▸ **Written exercise**
Copy all the entries below exactly, but not the pictures.

▸ **Listing**

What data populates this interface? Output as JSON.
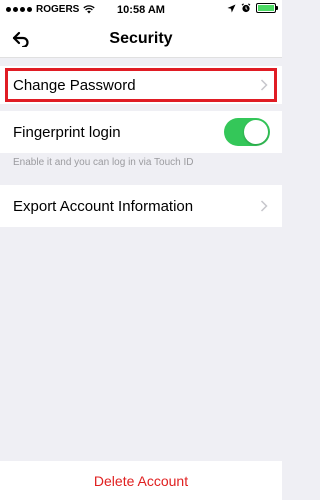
{
  "status_bar": {
    "carrier": "ROGERS",
    "time": "10:58 AM",
    "battery_level": 1.0
  },
  "nav": {
    "title": "Security",
    "back_icon": "back-arrow-icon"
  },
  "rows": {
    "change_password": {
      "label": "Change Password",
      "highlighted": true,
      "highlight_color": "#e01c24"
    },
    "fingerprint": {
      "label": "Fingerprint login",
      "enabled": true,
      "toggle_color": "#34c759",
      "hint": "Enable it and you can log in via Touch ID"
    },
    "export": {
      "label": "Export Account Information"
    }
  },
  "footer": {
    "delete_label": "Delete Account",
    "delete_color": "#e02020"
  }
}
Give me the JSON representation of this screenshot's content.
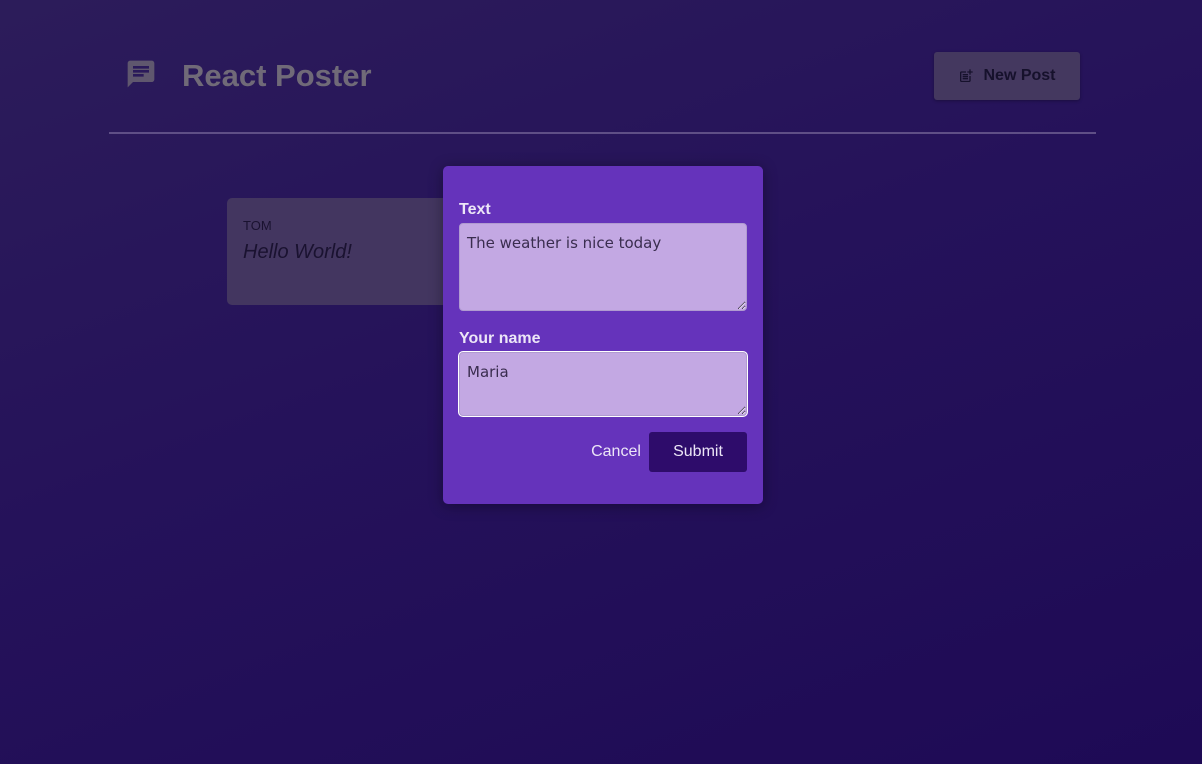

▸ **Problem solution**
What data populates this interface? Output as JSON.
{
  "status_bar": {
    "carrier": "ROGERS",
    "time": "10:58 AM",
    "battery_level": 1.0
  },
  "nav": {
    "title": "Security",
    "back_icon": "back-arrow-icon"
  },
  "rows": {
    "change_password": {
      "label": "Change Password",
      "highlighted": true,
      "highlight_color": "#e01c24"
    },
    "fingerprint": {
      "label": "Fingerprint login",
      "enabled": true,
      "toggle_color": "#34c759",
      "hint": "Enable it and you can log in via Touch ID"
    },
    "export": {
      "label": "Export Account Information"
    }
  },
  "footer": {
    "delete_label": "Delete Account",
    "delete_color": "#e02020"
  }
}
Give me the JSON representation of this screenshot's content.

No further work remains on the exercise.